- _TASK_: Find the lines containing "Number" and say how many there are, with no other words.

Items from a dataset
========================
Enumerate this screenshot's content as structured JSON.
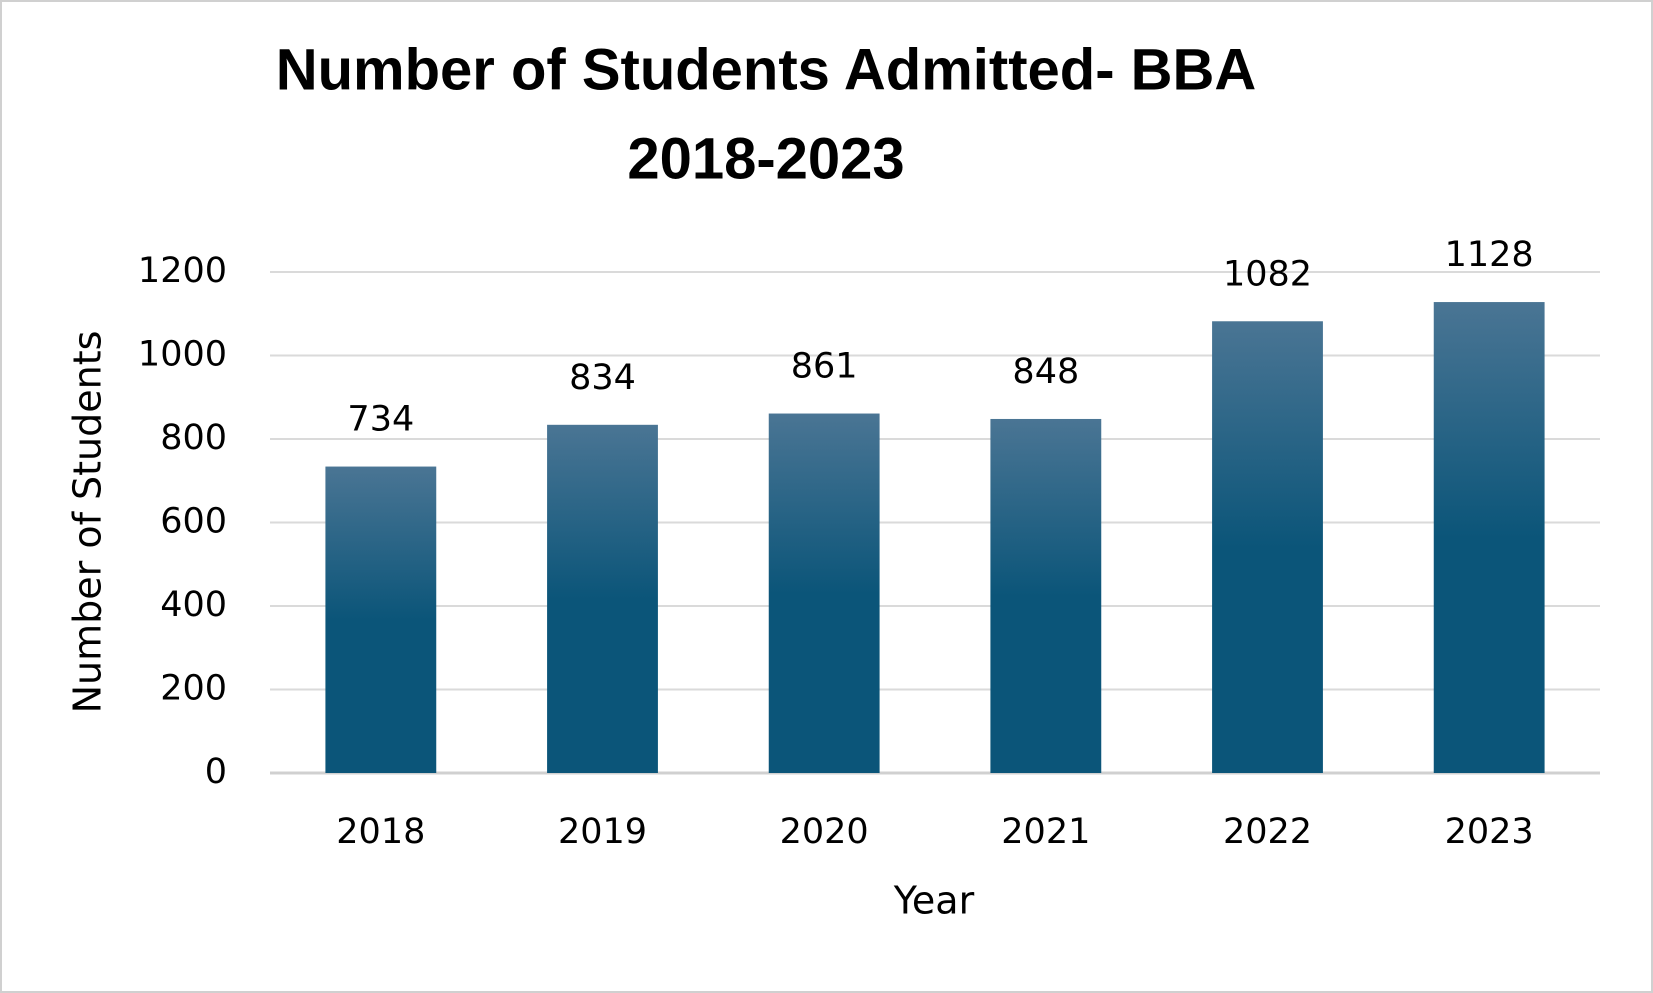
{
  "chart_data": {
    "type": "bar",
    "title": [
      "Number of Students Admitted- BBA",
      "2018-2023"
    ],
    "x_label": "Year",
    "y_label": "Number of Students",
    "categories": [
      "2018",
      "2019",
      "2020",
      "2021",
      "2022",
      "2023"
    ],
    "values": [
      734,
      834,
      861,
      848,
      1082,
      1128
    ],
    "color": [
      "#4a7594",
      "#0b5579"
    ],
    "ylim": [
      0,
      1200
    ],
    "yticks": [
      0,
      200,
      400,
      600,
      800,
      1000,
      1200
    ],
    "grid": true
  }
}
========================
- _EXERCISE OUTPUT_: 2